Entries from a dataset
* * *

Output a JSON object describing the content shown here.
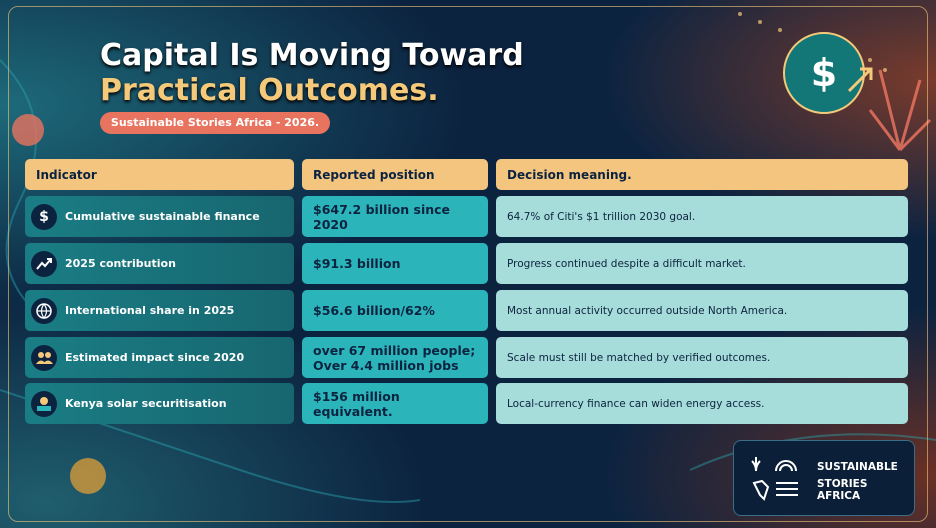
{
  "header": {
    "title_lines": [
      "Capital Is Moving Toward",
      "Practical Outcomes."
    ],
    "badge": "Sustainable Stories Africa - 2026.",
    "hero_symbol": "$"
  },
  "table": {
    "columns": [
      "Indicator",
      "Reported position",
      "Decision meaning."
    ],
    "rows": [
      {
        "indicator": "Cumulative sustainable finance",
        "position": [
          "$647.2 billion since 2020"
        ],
        "meaning": "64.7% of Citi's $1 trillion 2030 goal."
      },
      {
        "indicator": "2025 contribution",
        "position": [
          "$91.3 billion"
        ],
        "meaning": "Progress continued despite a difficult market."
      },
      {
        "indicator": "International share in 2025",
        "position": [
          "$56.6 billion/62%"
        ],
        "meaning": "Most annual activity occurred outside North America."
      },
      {
        "indicator": "Estimated impact since 2020",
        "position": [
          "over 67 million people;",
          "Over 4.4 million jobs"
        ],
        "meaning": "Scale must still be matched by verified outcomes."
      },
      {
        "indicator": "Kenya solar securitisation",
        "position": [
          "$156 million equivalent."
        ],
        "meaning": "Local-currency finance can widen energy access."
      }
    ]
  },
  "logo": {
    "lines": [
      "SUSTAINABLE",
      "STORIES AFRICA"
    ]
  }
}
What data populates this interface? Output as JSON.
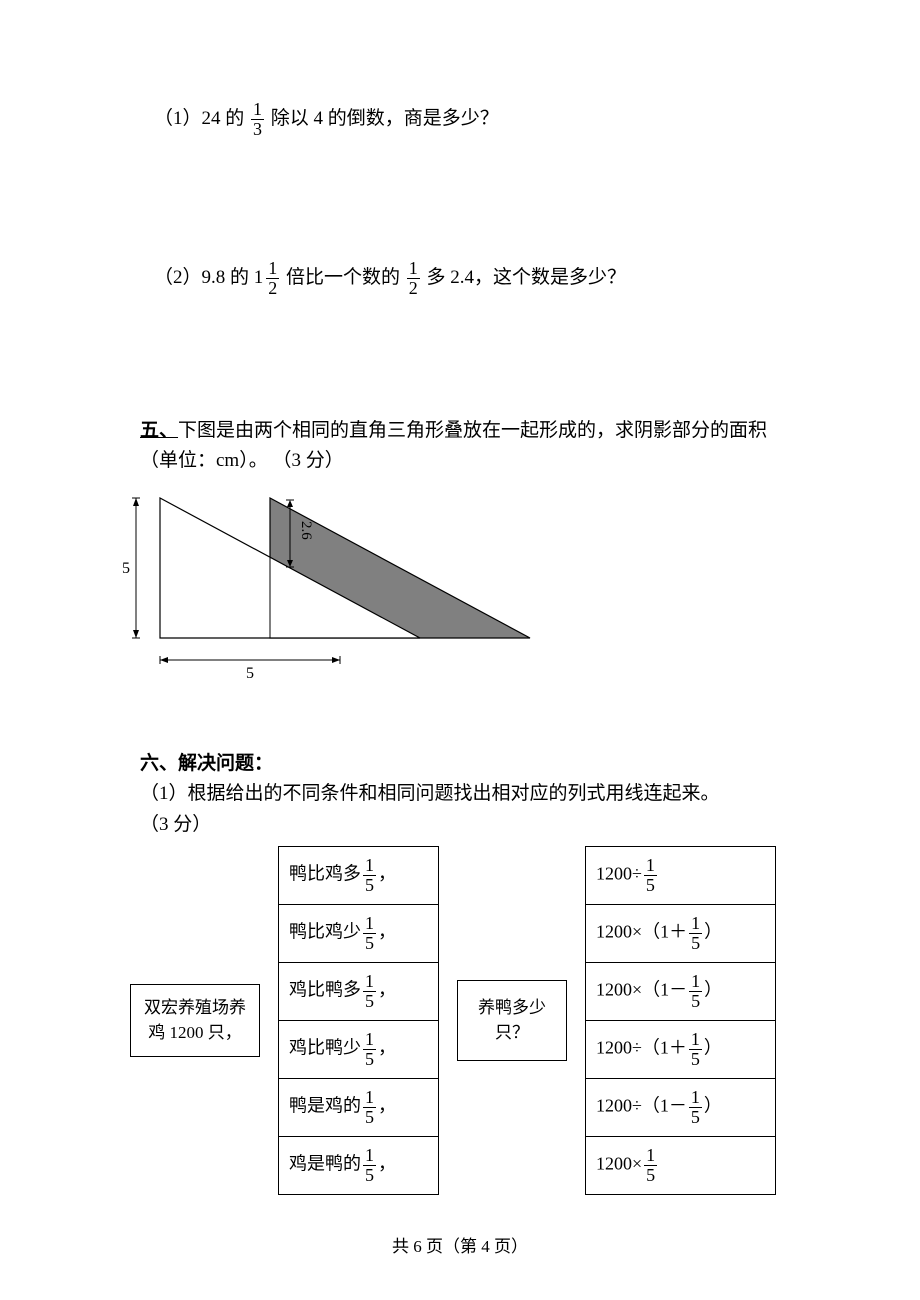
{
  "q1": {
    "prefix": "（1）24 的",
    "frac_num": "1",
    "frac_den": "3",
    "suffix": "除以 4 的倒数，商是多少？"
  },
  "q2": {
    "prefix": "（2）9.8 的",
    "mixed_whole": "1",
    "mixed_num": "1",
    "mixed_den": "2",
    "mid": "倍比一个数的",
    "frac2_num": "1",
    "frac2_den": "2",
    "suffix": "多 2.4，这个数是多少？"
  },
  "section5": {
    "label": "五、",
    "text": "下图是由两个相同的直角三角形叠放在一起形成的，求阴影部分的面积（单位：cm）。",
    "points": "（3 分）"
  },
  "diagram": {
    "left_label": "5",
    "bottom_label": "5",
    "height_label": "2.6",
    "shade_color": "#808080",
    "line_color": "#000000"
  },
  "section6": {
    "label": "六、",
    "title": "解决问题：",
    "sub1": "（1）根据给出的不同条件和相同问题找出相对应的列式用线连起来。",
    "points": "（3 分）"
  },
  "match": {
    "left_line1": "双宏养殖场养",
    "left_line2": "鸡 1200 只，",
    "question": "养鸭多少只？",
    "conditions": [
      {
        "pre": "鸭比鸡多",
        "num": "1",
        "den": "5",
        "post": "，"
      },
      {
        "pre": "鸭比鸡少",
        "num": "1",
        "den": "5",
        "post": "，"
      },
      {
        "pre": "鸡比鸭多",
        "num": "1",
        "den": "5",
        "post": "，"
      },
      {
        "pre": "鸡比鸭少",
        "num": "1",
        "den": "5",
        "post": "，"
      },
      {
        "pre": "鸭是鸡的",
        "num": "1",
        "den": "5",
        "post": "，"
      },
      {
        "pre": "鸡是鸭的",
        "num": "1",
        "den": "5",
        "post": "，"
      }
    ],
    "expressions": [
      {
        "pre": "1200÷",
        "num": "1",
        "den": "5",
        "post": ""
      },
      {
        "pre": "1200×（1＋",
        "num": "1",
        "den": "5",
        "post": "）"
      },
      {
        "pre": "1200×（1－",
        "num": "1",
        "den": "5",
        "post": "）"
      },
      {
        "pre": "1200÷（1＋",
        "num": "1",
        "den": "5",
        "post": "）"
      },
      {
        "pre": "1200÷（1－",
        "num": "1",
        "den": "5",
        "post": "）"
      },
      {
        "pre": "1200×",
        "num": "1",
        "den": "5",
        "post": ""
      }
    ]
  },
  "footer": "共 6 页（第 4 页）"
}
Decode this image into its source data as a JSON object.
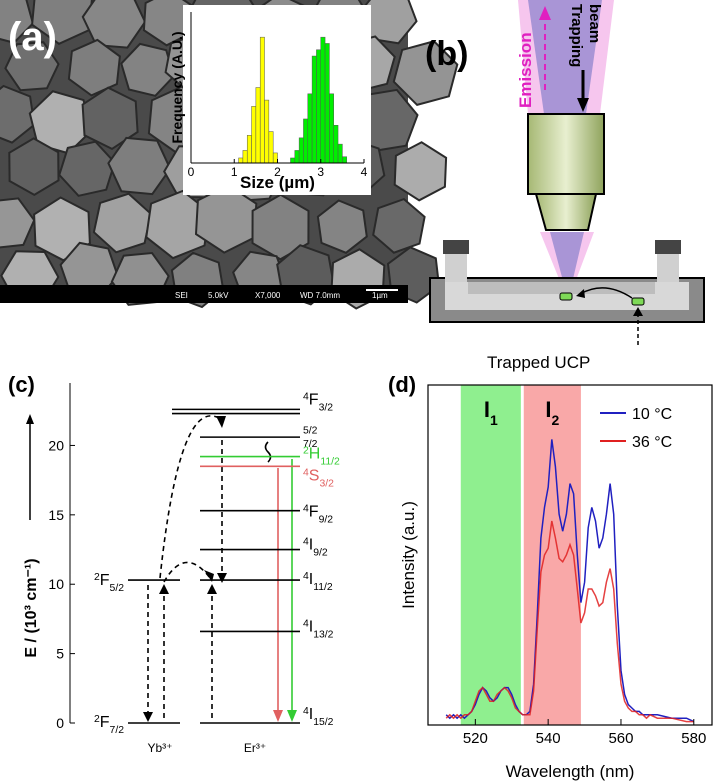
{
  "panels": {
    "a": "(a)",
    "b": "(b)",
    "c": "(c)",
    "d": "(d)"
  },
  "sem_image": {
    "info": [
      "SEI",
      "5.0kV",
      "X7,000",
      "WD 7.0mm"
    ],
    "scale_bar": "1µm"
  },
  "diagram": {
    "trapping_beam": [
      "Trapping",
      "beam"
    ],
    "emission": "Emission",
    "trapped": "Trapped UCP"
  },
  "chart_data": [
    {
      "type": "histogram",
      "xlabel": "Size (µm)",
      "ylabel": "Frequency (A.U.)",
      "xlim": [
        0,
        4
      ],
      "xticks": [
        0,
        1,
        2,
        3,
        4
      ],
      "ylim": [
        0,
        120
      ],
      "series": [
        {
          "color": "#ffff00",
          "bins": [
            1.1,
            1.2,
            1.3,
            1.4,
            1.5,
            1.6,
            1.7,
            1.8,
            1.9,
            2.0
          ],
          "values": [
            4,
            10,
            22,
            45,
            60,
            100,
            50,
            25,
            8
          ]
        },
        {
          "color": "#00ee00",
          "bins": [
            2.3,
            2.4,
            2.5,
            2.6,
            2.7,
            2.8,
            2.9,
            3.0,
            3.1,
            3.2,
            3.3,
            3.4,
            3.5,
            3.6
          ],
          "values": [
            4,
            10,
            20,
            35,
            55,
            85,
            90,
            100,
            95,
            55,
            30,
            15,
            5
          ]
        }
      ]
    },
    {
      "type": "energy-levels",
      "ylabel": "E / (10³ cm⁻¹)",
      "ylim": [
        0,
        24.5
      ],
      "yticks": [
        0,
        5,
        10,
        15,
        20
      ],
      "ions": [
        {
          "name": "Yb³⁺",
          "levels": [
            {
              "label": {
                "sup": "2",
                "main": "F",
                "sub": "5/2"
              },
              "value": 10.3
            },
            {
              "label": {
                "sup": "2",
                "main": "F",
                "sub": "7/2"
              },
              "value": 0
            }
          ]
        },
        {
          "name": "Er³⁺",
          "levels": [
            {
              "label": {
                "sup": "4",
                "main": "F",
                "sub": "3/2"
              },
              "value": 22.6
            },
            {
              "label": {
                "sub": "5/2"
              },
              "value": 22.3
            },
            {
              "label": {
                "sub": "7/2"
              },
              "value": 20.6
            },
            {
              "label": {
                "sup": "2",
                "main": "H",
                "sub": "11/2"
              },
              "value": 19.2,
              "color": "#33cc33"
            },
            {
              "label": {
                "sup": "4",
                "main": "S",
                "sub": "3/2"
              },
              "value": 18.5,
              "color": "#e06060"
            },
            {
              "label": {
                "sup": "4",
                "main": "F",
                "sub": "9/2"
              },
              "value": 15.3
            },
            {
              "label": {
                "sup": "4",
                "main": "I",
                "sub": "9/2"
              },
              "value": 12.5
            },
            {
              "label": {
                "sup": "4",
                "main": "I",
                "sub": "11/2"
              },
              "value": 10.3
            },
            {
              "label": {
                "sup": "4",
                "main": "I",
                "sub": "13/2"
              },
              "value": 6.6
            },
            {
              "label": {
                "sup": "4",
                "main": "I",
                "sub": "15/2"
              },
              "value": 0
            }
          ]
        }
      ]
    },
    {
      "type": "line",
      "xlabel": "Wavelength (nm)",
      "ylabel": "Intensity (a.u.)",
      "xlim": [
        507,
        585
      ],
      "xticks": [
        520,
        540,
        560,
        580
      ],
      "ylim": [
        0,
        1
      ],
      "legend": "upper right",
      "bands": [
        {
          "main": "I",
          "sub": "1",
          "range": [
            516,
            532.5
          ],
          "color": "#8fef8f"
        },
        {
          "main": "I",
          "sub": "2",
          "range": [
            533.3,
            549
          ],
          "color": "#f9a8a8"
        }
      ],
      "x": [
        512,
        513,
        514,
        515,
        516,
        517,
        518,
        519,
        520,
        521,
        522,
        523,
        524,
        525,
        526,
        527,
        528,
        529,
        530,
        531,
        532,
        533,
        534,
        535,
        536,
        537,
        538,
        539,
        540,
        541,
        542,
        543,
        544,
        545,
        546,
        547,
        548,
        549,
        550,
        551,
        552,
        553,
        554,
        555,
        556,
        557,
        558,
        559,
        560,
        561,
        562,
        563,
        564,
        565,
        566,
        567,
        568,
        570,
        574,
        578,
        580
      ],
      "series": [
        {
          "name": "10 °C",
          "color": "#2020c0",
          "values": [
            0.03,
            0.02,
            0.03,
            0.02,
            0.03,
            0.02,
            0.03,
            0.04,
            0.06,
            0.09,
            0.11,
            0.1,
            0.08,
            0.07,
            0.08,
            0.1,
            0.11,
            0.11,
            0.09,
            0.06,
            0.04,
            0.03,
            0.03,
            0.04,
            0.12,
            0.32,
            0.55,
            0.64,
            0.7,
            0.84,
            0.76,
            0.62,
            0.57,
            0.62,
            0.71,
            0.68,
            0.5,
            0.36,
            0.42,
            0.58,
            0.64,
            0.6,
            0.52,
            0.55,
            0.62,
            0.71,
            0.62,
            0.35,
            0.16,
            0.09,
            0.06,
            0.05,
            0.04,
            0.04,
            0.03,
            0.03,
            0.03,
            0.03,
            0.02,
            0.02,
            0.01
          ]
        },
        {
          "name": "36 °C",
          "color": "#e02020",
          "values": [
            0.02,
            0.03,
            0.02,
            0.03,
            0.02,
            0.03,
            0.03,
            0.04,
            0.07,
            0.1,
            0.11,
            0.09,
            0.07,
            0.07,
            0.09,
            0.1,
            0.11,
            0.1,
            0.08,
            0.05,
            0.04,
            0.03,
            0.03,
            0.03,
            0.1,
            0.28,
            0.45,
            0.5,
            0.52,
            0.6,
            0.55,
            0.49,
            0.48,
            0.5,
            0.53,
            0.5,
            0.4,
            0.3,
            0.33,
            0.4,
            0.4,
            0.38,
            0.35,
            0.36,
            0.42,
            0.46,
            0.4,
            0.24,
            0.12,
            0.07,
            0.05,
            0.04,
            0.04,
            0.03,
            0.03,
            0.02,
            0.03,
            0.02,
            0.02,
            0.01,
            0.01
          ]
        }
      ]
    }
  ]
}
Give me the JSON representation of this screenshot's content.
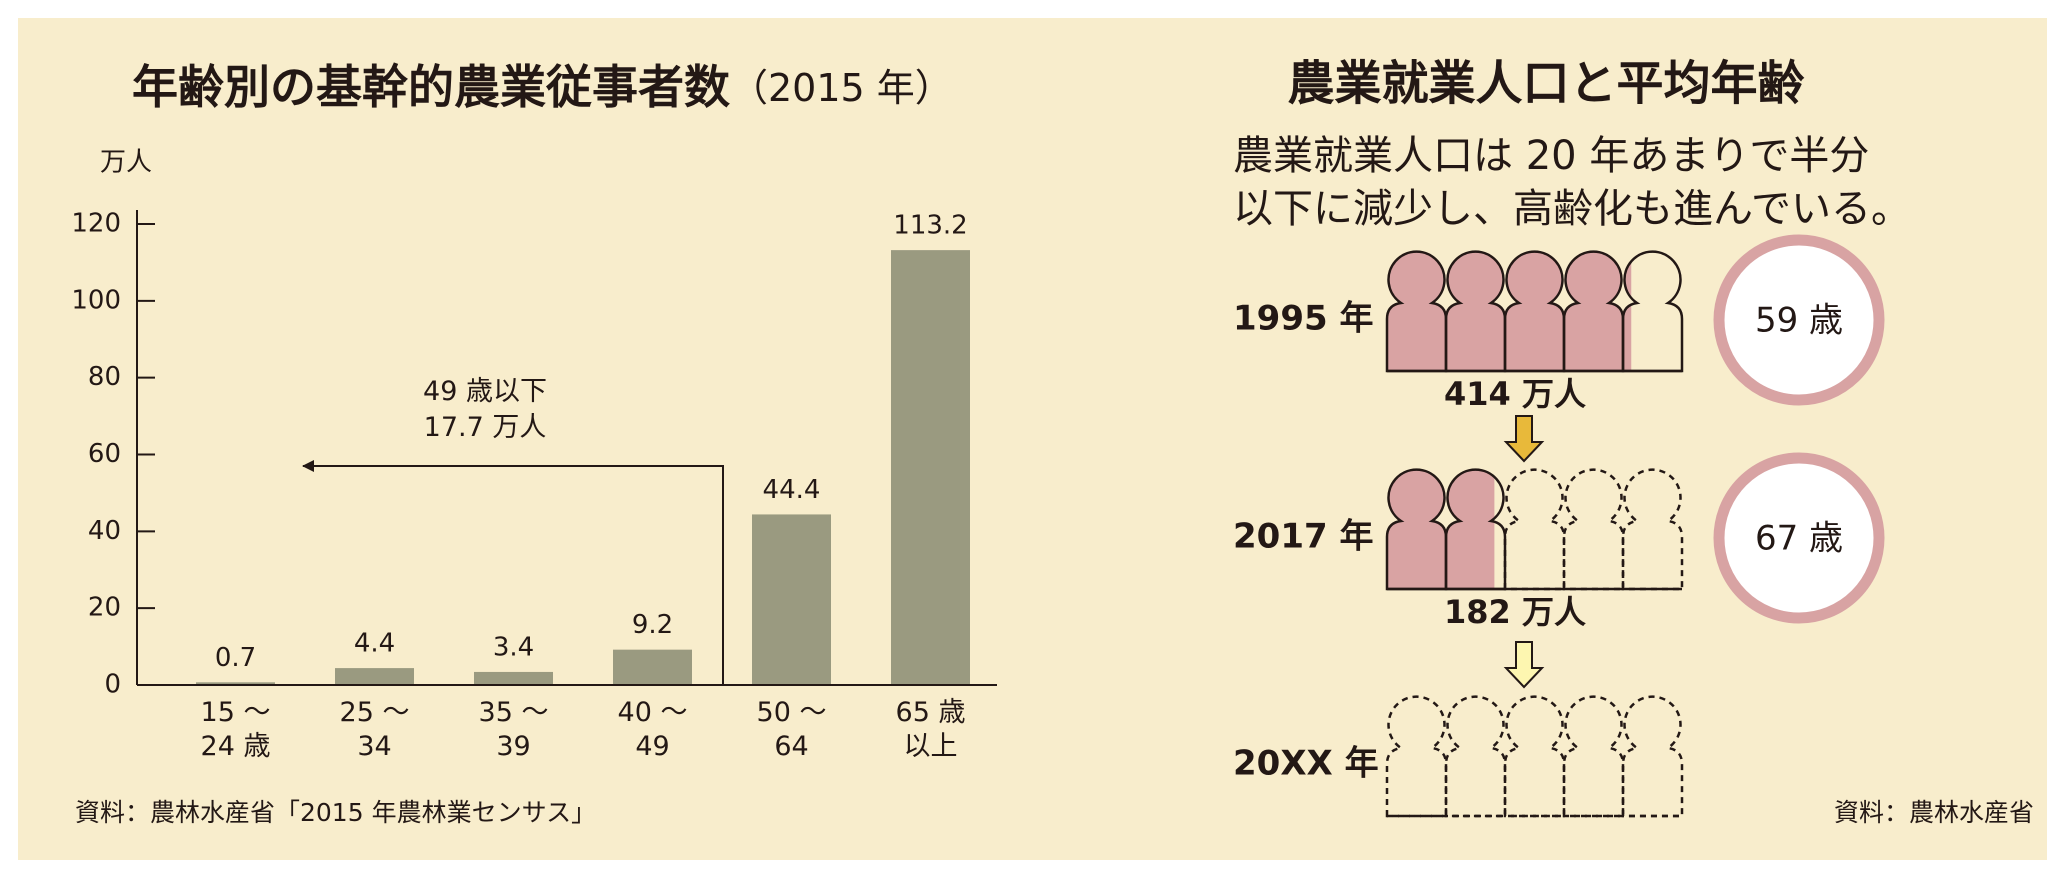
{
  "chart_data": {
    "type": "bar",
    "title": "年齢別の基幹的農業従事者数",
    "subtitle": "（2015 年）",
    "y_label": "万人",
    "categories": [
      "15 〜\n24 歳",
      "25 〜\n34",
      "35 〜\n39",
      "40 〜\n49",
      "50 〜\n64",
      "65 歳\n以上"
    ],
    "values": [
      0.7,
      4.4,
      3.4,
      9.2,
      44.4,
      113.2
    ],
    "color": "#9a9a80",
    "ylim": [
      0,
      120
    ],
    "yticks": [
      0,
      20,
      40,
      60,
      80,
      100,
      120
    ],
    "annotation": "49 歳以下\n17.7 万人",
    "source": "資料：農林水産省「2015 年農林業センサス」"
  },
  "infographic": {
    "title": "農業就業人口と平均年齢",
    "description": [
      "農業就業人口は 20 年あまりで半分",
      "以下に減少し、高齢化も進んでいる。"
    ],
    "rows": [
      {
        "year": "1995 年",
        "population": {
          "value": 414,
          "label": "414 万人"
        },
        "average_age": "59 歳"
      },
      {
        "year": "2017 年",
        "population": {
          "value": 182,
          "label": "182 万人"
        },
        "average_age": "67 歳"
      },
      {
        "year": "20XX 年"
      }
    ],
    "source": "資料：農林水産省"
  }
}
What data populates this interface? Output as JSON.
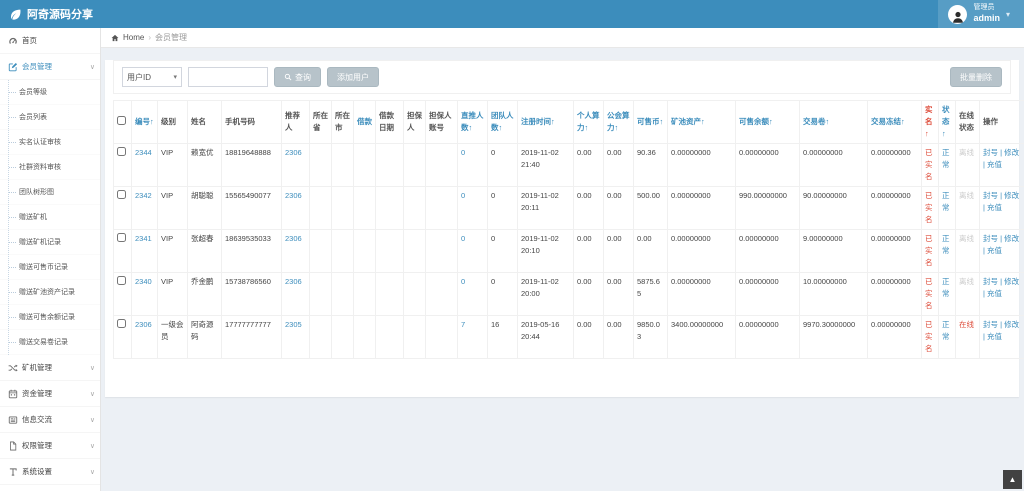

* * *

Return every line from the records above that holds the word "energy".

        "meaning": "Local-currency finance can widen energy access."
      "type": "energy-levels",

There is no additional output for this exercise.